EXERCISE DETAILS: Repeat what the lines below say, word for word, and skip every image.

SUPPLIED RECORDS:

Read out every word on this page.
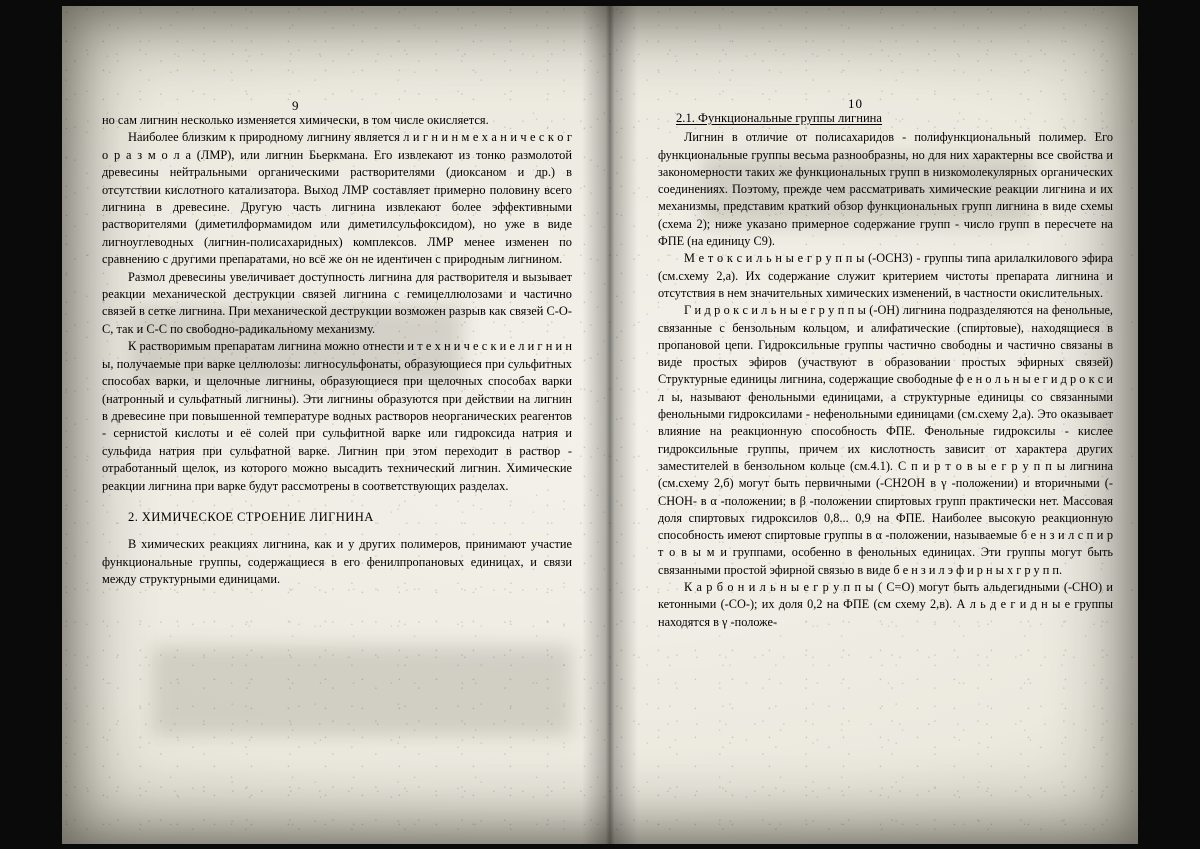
9

но сам лигнин несколько изменяется химически, в том числе окисляется.

Наиболее близким к природному лигнину является л и г н и н м е х а н и ч е с к о г о р а з м о л а (ЛМР), или лигнин Бьеркмана. Его извлекают из тонко размолотой древесины нейтральными органическими растворителями (диоксаном и др.) в отсутствии кислотного катализатора. Выход ЛМР составляет примерно половину всего лигнина в древесине. Другую часть лигнина извлекают более эффективными растворителями (диметилформамидом или диметилсульфоксидом), но уже в виде лигноуглеводных (лигнин-полисахаридных) комплексов. ЛМР менее изменен по сравнению с другими препаратами, но всё же он не идентичен с природным лигнином.

Размол древесины увеличивает доступность лигнина для растворителя и вызывает реакции механической деструкции связей лигнина с гемицеллюлозами и частично связей в сетке лигнина. При механической деструкции возможен разрыв как связей С-О-С, так и С-С по свободно-радикальному механизму.

К растворимым препаратам лигнина можно отнести и т е х н и ч е с к и е л и г н и н ы, получаемые при варке целлюлозы: лигносульфонаты, образующиеся при сульфитных способах варки, и щелочные лигнины, образующиеся при щелочных способах варки (натронный и сульфатный лигнины). Эти лигнины образуются при действии на лигнин в древесине при повышенной температуре водных растворов неорганических реагентов - сернистой кислоты и её солей при сульфитной варке или гидроксида натрия и сульфида натрия при сульфатной варке. Лигнин при этом переходит в раствор - отработанный щелок, из которого можно высадить технический лигнин. Химические реакции лигнина при варке будут рассмотрены в соответствующих разделах.

2. ХИМИЧЕСКОЕ СТРОЕНИЕ ЛИГНИНА

В химических реакциях лигнина, как и у других полимеров, принимают участие функциональные группы, содержащиеся в его фенилпропановых единицах, и связи между структурными единицами.

10
2.1. Функциональные группы лигнина

Лигнин в отличие от полисахаридов - полифункциональный полимер. Его функциональные группы весьма разнообразны, но для них характерны все свойства и закономерности таких же функциональных групп в низкомолекулярных органических соединениях. Поэтому, прежде чем рассматривать химические реакции лигнина и их механизмы, представим краткий обзор функциональных групп лигнина в виде схемы (схема 2); ниже указано примерное содержание групп - число групп в пересчете на ФПЕ (на единицу С9).

М е т о к с и л ь н ы е г р у п п ы (-ОСН3) - группы типа арилалкилового эфира (см.схему 2,а). Их содержание служит критерием чистоты препарата лигнина и отсутствия в нем значительных химических изменений, в частности окислительных.

Г и д р о к с и л ь н ы е г р у п п ы (-ОН) лигнина подразделяются на фенольные, связанные с бензольным кольцом, и алифатические (спиртовые), находящиеся в пропановой цепи. Гидроксильные группы частично свободны и частично связаны в виде простых эфиров (участвуют в образовании простых эфирных связей) Структурные единицы лигнина, содержащие свободные ф е н о л ь н ы е г и д р о к с и л ы, называют фенольными единицами, а структурные единицы со связанными фенольными гидроксилами - нефенольными единицами (см.схему 2,а). Это оказывает влияние на реакционную способность ФПЕ. Фенольные гидроксилы - кислее гидроксильные группы, причем их кислотность зависит от характера других заместителей в бензольном кольце (см.4.1). С п и р т о в ы е г р у п п ы лигнина (см.схему 2,б) могут быть первичными (-СН2ОН в γ -положении) и вторичными (-СНОН- в α -положении; в β -положении спиртовых групп практически нет. Массовая доля спиртовых гидроксилов 0,8... 0,9 на ФПЕ. Наиболее высокую реакционную способность имеют спиртовые группы в α -положении, называемые б е н з и л с п и р т о в ы м и группами, особенно в фенольных единицах. Эти группы могут быть связанными простой эфирной связью в виде б е н з и л э ф и р н ы х г р у п п.

К а р б о н и л ь н ы е г р у п п ы ( С=О) могут быть альдегидными (-СНО) и кетонными (-СО-); их доля 0,2 на ФПЕ (см схему 2,в). А л ь д е г и д н ы е группы находятся в γ -положе-
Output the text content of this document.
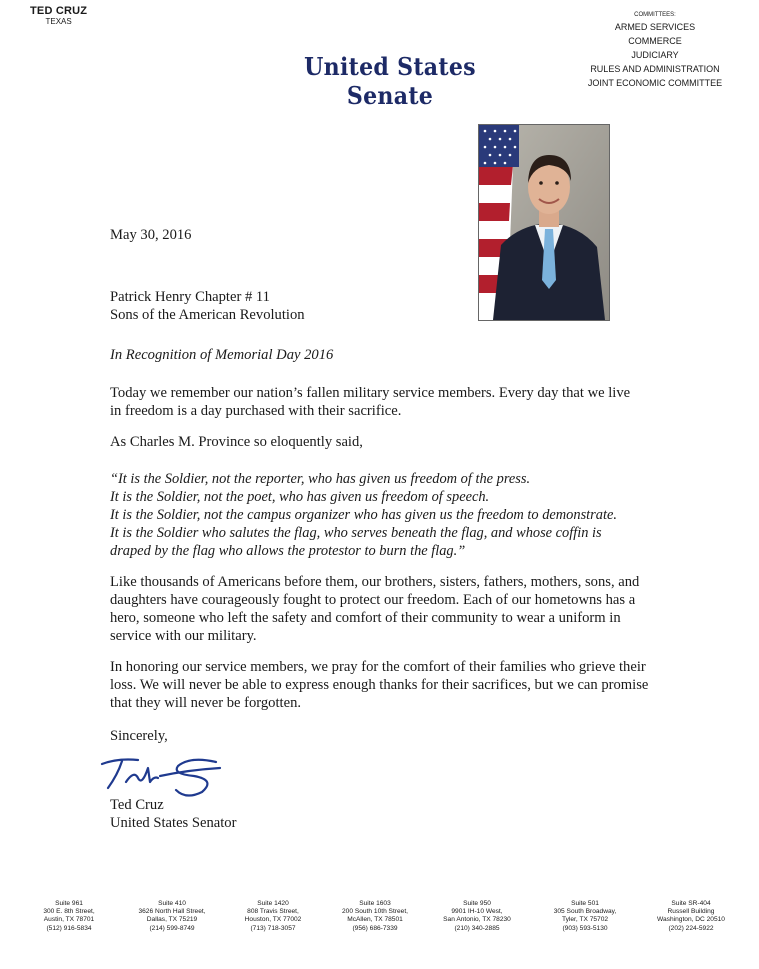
TED CRUZ
TEXAS
United States Senate
COMMITTEES:
ARMED SERVICES
COMMERCE
JUDICIARY
RULES AND ADMINISTRATION
JOINT ECONOMIC COMMITTEE
May 30, 2016

Patrick Henry Chapter # 11

Sons of the American Revolution

In Recognition of Memorial Day 2016
Today we remember our nation’s fallen military service members. Every day that we live in freedom is a day purchased with their sacrifice.
As Charles M. Province so eloquently said,

“It is the Soldier, not the reporter, who has given us freedom of the press.

It is the Soldier, not the poet, who has given us freedom of speech.

It is the Soldier, not the campus organizer who has given us the freedom to demonstrate.

It is the Soldier who salutes the flag, who serves beneath the flag, and whose coffin is

draped by the flag who allows the protestor to burn the flag.”

Like thousands of Americans before them, our brothers, sisters, fathers, mothers, sons, and daughters have courageously fought to protect our freedom. Each of our hometowns has a hero, someone who left the safety and comfort of their community to wear a uniform in service with our military.
In honoring our service members, we pray for the comfort of their families who grieve their loss. We will never be able to express enough thanks for their sacrifices, but we can promise that they will never be forgotten.
Sincerely,

Ted Cruz

United States Senator

Suite 961
300 E. 8th Street,
Austin, TX 78701
(512) 916-5834
Suite 410
3626 North Hall Street,
Dallas, TX 75219
(214) 599-8749
Suite 1420
808 Travis Street,
Houston, TX 77002
(713) 718-3057
Suite 1603
200 South 10th Street,
McAllen, TX 78501
(956) 686-7339
Suite 950
9901 IH-10 West,
San Antonio, TX 78230
(210) 340-2885
Suite 501
305 South Broadway,
Tyler, TX 75702
(903) 593-5130
Suite SR-404
Russell Building
Washington, DC 20510
(202) 224-5922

OUTPUT OF THE TASK:
Read out every word on this page.
9

но сам лигнин несколько изменяется химически, в том числе окисляется.

Наиболее близким к природному лигнину является л и г н и н м е х а н и ч е с к о г о р а з м о л а (ЛМР), или лигнин Бьеркмана. Его извлекают из тонко размолотой древесины нейтральными органическими растворителями (диоксаном и др.) в отсутствии кислотного катализатора. Выход ЛМР составляет примерно половину всего лигнина в древесине. Другую часть лигнина извлекают более эффективными растворителями (диметилформамидом или диметилсульфоксидом), но уже в виде лигноуглеводных (лигнин-полисахаридных) комплексов. ЛМР менее изменен по сравнению с другими препаратами, но всё же он не идентичен с природным лигнином.

Размол древесины увеличивает доступность лигнина для растворителя и вызывает реакции механической деструкции связей лигнина с гемицеллюлозами и частично связей в сетке лигнина. При механической деструкции возможен разрыв как связей С-О-С, так и С-С по свободно-радикальному механизму.

К растворимым препаратам лигнина можно отнести и т е х н и ч е с к и е л и г н и н ы, получаемые при варке целлюлозы: лигносульфонаты, образующиеся при сульфитных способах варки, и щелочные лигнины, образующиеся при щелочных способах варки (натронный и сульфатный лигнины). Эти лигнины образуются при действии на лигнин в древесине при повышенной температуре водных растворов неорганических реагентов - сернистой кислоты и её солей при сульфитной варке или гидроксида натрия и сульфида натрия при сульфатной варке. Лигнин при этом переходит в раствор - отработанный щелок, из которого можно высадить технический лигнин. Химические реакции лигнина при варке будут рассмотрены в соответствующих разделах.

2. ХИМИЧЕСКОЕ СТРОЕНИЕ ЛИГНИНА

В химических реакциях лигнина, как и у других полимеров, принимают участие функциональные группы, содержащиеся в его фенилпропановых единицах, и связи между структурными единицами.

10
2.1. Функциональные группы лигнина

Лигнин в отличие от полисахаридов - полифункциональный полимер. Его функциональные группы весьма разнообразны, но для них характерны все свойства и закономерности таких же функциональных групп в низкомолекулярных органических соединениях. Поэтому, прежде чем рассматривать химические реакции лигнина и их механизмы, представим краткий обзор функциональных групп лигнина в виде схемы (схема 2); ниже указано примерное содержание групп - число групп в пересчете на ФПЕ (на единицу С9).

М е т о к с и л ь н ы е г р у п п ы (-ОСН3) - группы типа арилалкилового эфира (см.схему 2,а). Их содержание служит критерием чистоты препарата лигнина и отсутствия в нем значительных химических изменений, в частности окислительных.

Г и д р о к с и л ь н ы е г р у п п ы (-ОН) лигнина подразделяются на фенольные, связанные с бензольным кольцом, и алифатические (спиртовые), находящиеся в пропановой цепи. Гидроксильные группы частично свободны и частично связаны в виде простых эфиров (участвуют в образовании простых эфирных связей) Структурные единицы лигнина, содержащие свободные ф е н о л ь н ы е г и д р о к с и л ы, называют фенольными единицами, а структурные единицы со связанными фенольными гидроксилами - нефенольными единицами (см.схему 2,а). Это оказывает влияние на реакционную способность ФПЕ. Фенольные гидроксилы - кислее гидроксильные группы, причем их кислотность зависит от характера других заместителей в бензольном кольце (см.4.1). С п и р т о в ы е г р у п п ы лигнина (см.схему 2,б) могут быть первичными (-СН2ОН в γ -положении) и вторичными (-СНОН- в α -положении; в β -положении спиртовых групп практически нет. Массовая доля спиртовых гидроксилов 0,8... 0,9 на ФПЕ. Наиболее высокую реакционную способность имеют спиртовые группы в α -положении, называемые б е н з и л с п и р т о в ы м и группами, особенно в фенольных единицах. Эти группы могут быть связанными простой эфирной связью в виде б е н з и л э ф и р н ы х г р у п п.

К а р б о н и л ь н ы е г р у п п ы ( С=О) могут быть альдегидными (-СНО) и кетонными (-СО-); их доля 0,2 на ФПЕ (см схему 2,в). А л ь д е г и д н ы е группы находятся в γ -положе-
Output the text content of this document.
TED CRUZ
TEXAS
United States Senate
COMMITTEES:
ARMED SERVICES
COMMERCE
JUDICIARY
RULES AND ADMINISTRATION
JOINT ECONOMIC COMMITTEE
May 30, 2016

Patrick Henry Chapter # 11

Sons of the American Revolution

In Recognition of Memorial Day 2016
Today we remember our nation’s fallen military service members. Every day that we live in freedom is a day purchased with their sacrifice.
As Charles M. Province so eloquently said,

“It is the Soldier, not the reporter, who has given us freedom of the press.

It is the Soldier, not the poet, who has given us freedom of speech.

It is the Soldier, not the campus organizer who has given us the freedom to demonstrate.

It is the Soldier who salutes the flag, who serves beneath the flag, and whose coffin is

draped by the flag who allows the protestor to burn the flag.”

Like thousands of Americans before them, our brothers, sisters, fathers, mothers, sons, and daughters have courageously fought to protect our freedom. Each of our hometowns has a hero, someone who left the safety and comfort of their community to wear a uniform in service with our military.
In honoring our service members, we pray for the comfort of their families who grieve their loss. We will never be able to express enough thanks for their sacrifices, but we can promise that they will never be forgotten.
Sincerely,

Ted Cruz

United States Senator

Suite 961
300 E. 8th Street,
Austin, TX 78701
(512) 916-5834
Suite 410
3626 North Hall Street,
Dallas, TX 75219
(214) 599-8749
Suite 1420
808 Travis Street,
Houston, TX 77002
(713) 718-3057
Suite 1603
200 South 10th Street,
McAllen, TX 78501
(956) 686-7339
Suite 950
9901 IH-10 West,
San Antonio, TX 78230
(210) 340-2885
Suite 501
305 South Broadway,
Tyler, TX 75702
(903) 593-5130
Suite SR-404
Russell Building
Washington, DC 20510
(202) 224-5922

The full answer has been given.